Dataset items
- - - -

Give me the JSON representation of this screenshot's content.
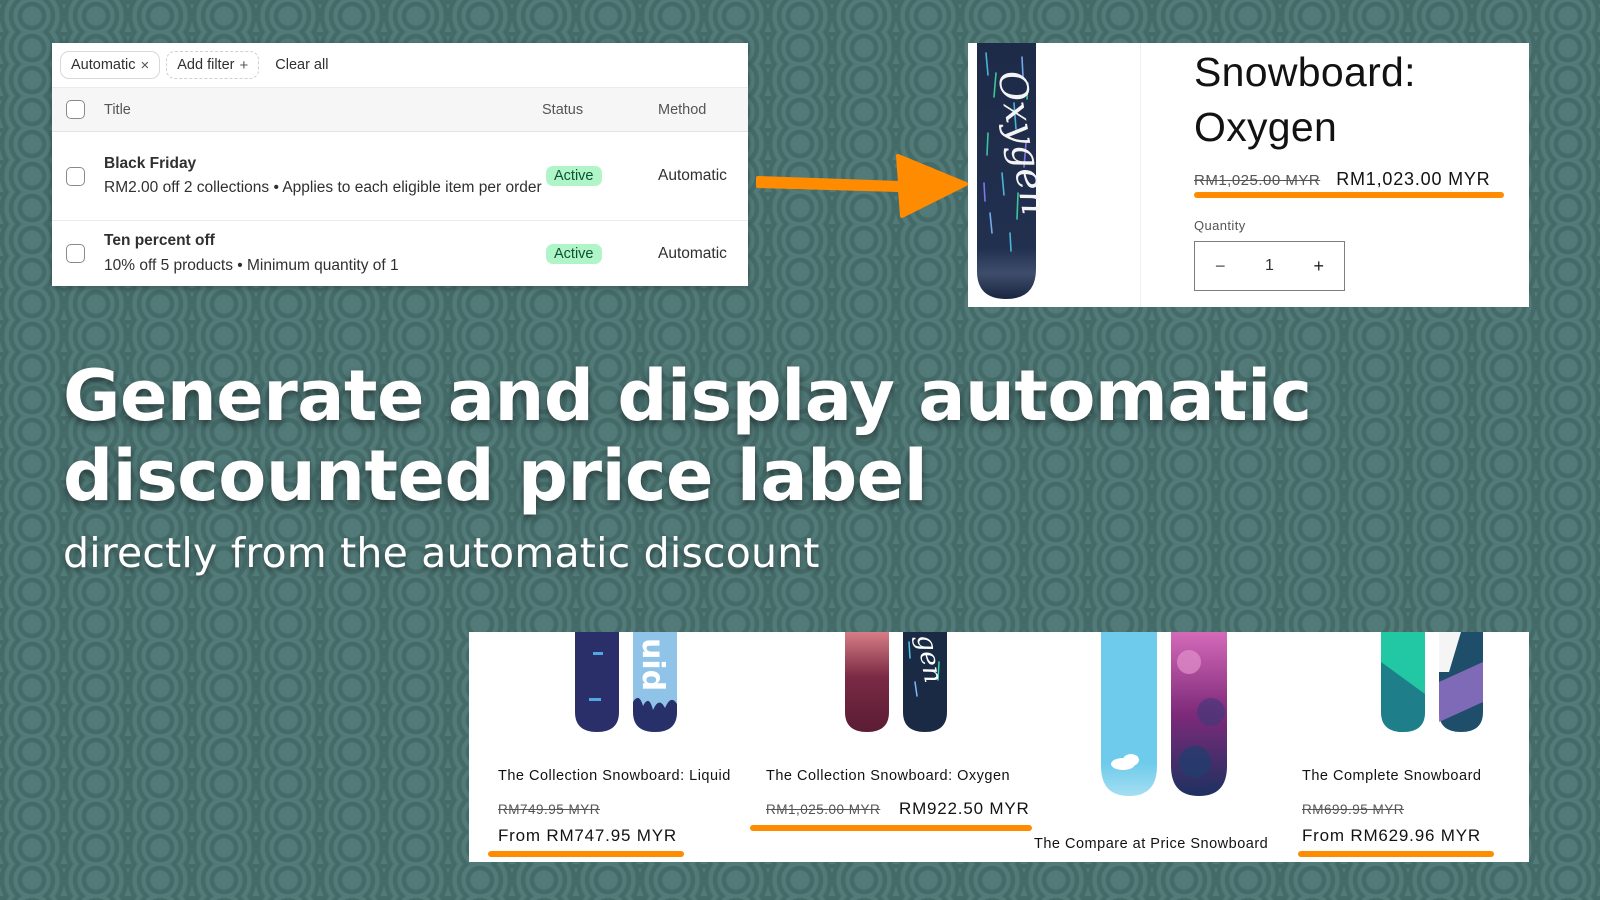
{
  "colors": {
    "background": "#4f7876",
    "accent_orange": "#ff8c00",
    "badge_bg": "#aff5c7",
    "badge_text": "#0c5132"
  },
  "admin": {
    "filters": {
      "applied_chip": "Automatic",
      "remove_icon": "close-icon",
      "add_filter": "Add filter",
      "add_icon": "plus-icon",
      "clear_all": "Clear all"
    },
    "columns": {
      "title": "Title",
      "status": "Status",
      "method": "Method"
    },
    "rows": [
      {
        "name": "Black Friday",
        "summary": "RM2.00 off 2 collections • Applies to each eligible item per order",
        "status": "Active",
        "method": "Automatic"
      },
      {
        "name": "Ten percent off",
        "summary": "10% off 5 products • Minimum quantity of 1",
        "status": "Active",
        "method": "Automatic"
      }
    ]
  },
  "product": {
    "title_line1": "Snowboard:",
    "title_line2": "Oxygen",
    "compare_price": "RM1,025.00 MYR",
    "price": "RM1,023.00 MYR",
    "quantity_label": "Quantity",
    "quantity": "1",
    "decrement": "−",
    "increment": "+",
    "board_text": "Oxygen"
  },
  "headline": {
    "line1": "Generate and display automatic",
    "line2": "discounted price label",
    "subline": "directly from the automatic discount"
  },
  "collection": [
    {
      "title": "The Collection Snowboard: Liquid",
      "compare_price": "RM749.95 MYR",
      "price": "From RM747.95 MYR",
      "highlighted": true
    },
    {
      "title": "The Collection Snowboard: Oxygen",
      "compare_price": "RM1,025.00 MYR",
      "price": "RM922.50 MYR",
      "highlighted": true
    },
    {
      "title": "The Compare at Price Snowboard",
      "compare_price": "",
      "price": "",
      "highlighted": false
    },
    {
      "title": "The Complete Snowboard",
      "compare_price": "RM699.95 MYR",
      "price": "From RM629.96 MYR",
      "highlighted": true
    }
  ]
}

- - - -

* _Work to be completed_: Copy out the listing exactly as it stands, but not the pictures.

* _Answer to the exercise_:
Give me the JSON representation of this screenshot's content.
{
  "colors": {
    "background": "#4f7876",
    "accent_orange": "#ff8c00",
    "badge_bg": "#aff5c7",
    "badge_text": "#0c5132"
  },
  "admin": {
    "filters": {
      "applied_chip": "Automatic",
      "remove_icon": "close-icon",
      "add_filter": "Add filter",
      "add_icon": "plus-icon",
      "clear_all": "Clear all"
    },
    "columns": {
      "title": "Title",
      "status": "Status",
      "method": "Method"
    },
    "rows": [
      {
        "name": "Black Friday",
        "summary": "RM2.00 off 2 collections • Applies to each eligible item per order",
        "status": "Active",
        "method": "Automatic"
      },
      {
        "name": "Ten percent off",
        "summary": "10% off 5 products • Minimum quantity of 1",
        "status": "Active",
        "method": "Automatic"
      }
    ]
  },
  "product": {
    "title_line1": "Snowboard:",
    "title_line2": "Oxygen",
    "compare_price": "RM1,025.00 MYR",
    "price": "RM1,023.00 MYR",
    "quantity_label": "Quantity",
    "quantity": "1",
    "decrement": "−",
    "increment": "+",
    "board_text": "Oxygen"
  },
  "headline": {
    "line1": "Generate and display automatic",
    "line2": "discounted price label",
    "subline": "directly from the automatic discount"
  },
  "collection": [
    {
      "title": "The Collection Snowboard: Liquid",
      "compare_price": "RM749.95 MYR",
      "price": "From RM747.95 MYR",
      "highlighted": true
    },
    {
      "title": "The Collection Snowboard: Oxygen",
      "compare_price": "RM1,025.00 MYR",
      "price": "RM922.50 MYR",
      "highlighted": true
    },
    {
      "title": "The Compare at Price Snowboard",
      "compare_price": "",
      "price": "",
      "highlighted": false
    },
    {
      "title": "The Complete Snowboard",
      "compare_price": "RM699.95 MYR",
      "price": "From RM629.96 MYR",
      "highlighted": true
    }
  ]
}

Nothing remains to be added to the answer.